TASK TO COMPLETE. Only the lines holding the string "年化收益率最高的参赛产品为高频策略产品" are needed. Copy each one.

DATA FOR THIS EXERCISE.
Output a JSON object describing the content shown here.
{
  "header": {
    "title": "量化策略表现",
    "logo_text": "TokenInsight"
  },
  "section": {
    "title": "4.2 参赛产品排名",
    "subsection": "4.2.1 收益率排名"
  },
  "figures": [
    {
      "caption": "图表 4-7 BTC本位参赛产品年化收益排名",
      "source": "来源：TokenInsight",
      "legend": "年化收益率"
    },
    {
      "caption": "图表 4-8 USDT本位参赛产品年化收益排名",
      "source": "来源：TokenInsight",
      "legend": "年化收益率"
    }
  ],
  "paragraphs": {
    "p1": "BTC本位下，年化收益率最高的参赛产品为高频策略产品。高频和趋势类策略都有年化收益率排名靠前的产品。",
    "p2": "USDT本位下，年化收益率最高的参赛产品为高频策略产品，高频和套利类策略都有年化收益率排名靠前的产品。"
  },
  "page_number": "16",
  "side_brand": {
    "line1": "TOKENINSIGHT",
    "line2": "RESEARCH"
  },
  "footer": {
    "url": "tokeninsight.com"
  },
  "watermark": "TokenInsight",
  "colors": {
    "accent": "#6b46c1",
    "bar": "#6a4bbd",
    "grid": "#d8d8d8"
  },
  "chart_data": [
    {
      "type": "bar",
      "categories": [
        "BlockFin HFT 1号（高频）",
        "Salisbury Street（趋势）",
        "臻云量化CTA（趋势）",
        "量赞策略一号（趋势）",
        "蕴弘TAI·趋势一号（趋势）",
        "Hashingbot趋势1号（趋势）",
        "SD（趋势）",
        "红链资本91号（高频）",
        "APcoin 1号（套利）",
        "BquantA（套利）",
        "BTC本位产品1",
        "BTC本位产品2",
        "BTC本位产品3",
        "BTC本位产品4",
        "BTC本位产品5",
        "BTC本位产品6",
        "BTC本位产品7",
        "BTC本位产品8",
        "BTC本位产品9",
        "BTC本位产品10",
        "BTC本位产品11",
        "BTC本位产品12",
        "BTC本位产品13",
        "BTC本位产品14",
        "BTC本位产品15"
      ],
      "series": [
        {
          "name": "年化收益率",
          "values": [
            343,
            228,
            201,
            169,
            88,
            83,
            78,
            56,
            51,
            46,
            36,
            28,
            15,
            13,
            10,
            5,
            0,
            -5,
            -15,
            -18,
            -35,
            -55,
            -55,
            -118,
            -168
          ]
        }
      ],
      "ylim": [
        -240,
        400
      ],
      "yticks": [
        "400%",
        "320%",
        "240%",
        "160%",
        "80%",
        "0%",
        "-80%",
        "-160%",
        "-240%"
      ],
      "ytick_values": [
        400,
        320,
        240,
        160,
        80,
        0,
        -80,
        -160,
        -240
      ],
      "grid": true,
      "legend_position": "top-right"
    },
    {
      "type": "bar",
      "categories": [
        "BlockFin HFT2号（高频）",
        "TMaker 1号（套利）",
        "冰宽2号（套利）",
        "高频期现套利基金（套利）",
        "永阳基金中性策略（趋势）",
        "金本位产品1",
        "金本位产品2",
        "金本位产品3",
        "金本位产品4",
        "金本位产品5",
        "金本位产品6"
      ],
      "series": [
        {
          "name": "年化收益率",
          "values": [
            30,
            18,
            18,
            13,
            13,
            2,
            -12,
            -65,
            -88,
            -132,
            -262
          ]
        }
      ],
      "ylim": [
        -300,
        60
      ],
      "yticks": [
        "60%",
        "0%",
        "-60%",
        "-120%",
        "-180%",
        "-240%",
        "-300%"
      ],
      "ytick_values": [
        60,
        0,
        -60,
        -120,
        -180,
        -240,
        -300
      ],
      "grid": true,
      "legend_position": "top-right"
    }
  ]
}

RESULT BELOW.
    "p1": "BTC本位下，年化收益率最高的参赛产品为高频策略产品。高频和趋势类策略都有年化收益率排名靠前的产品。",
    "p2": "USDT本位下，年化收益率最高的参赛产品为高频策略产品，高频和套利类策略都有年化收益率排名靠前的产品。"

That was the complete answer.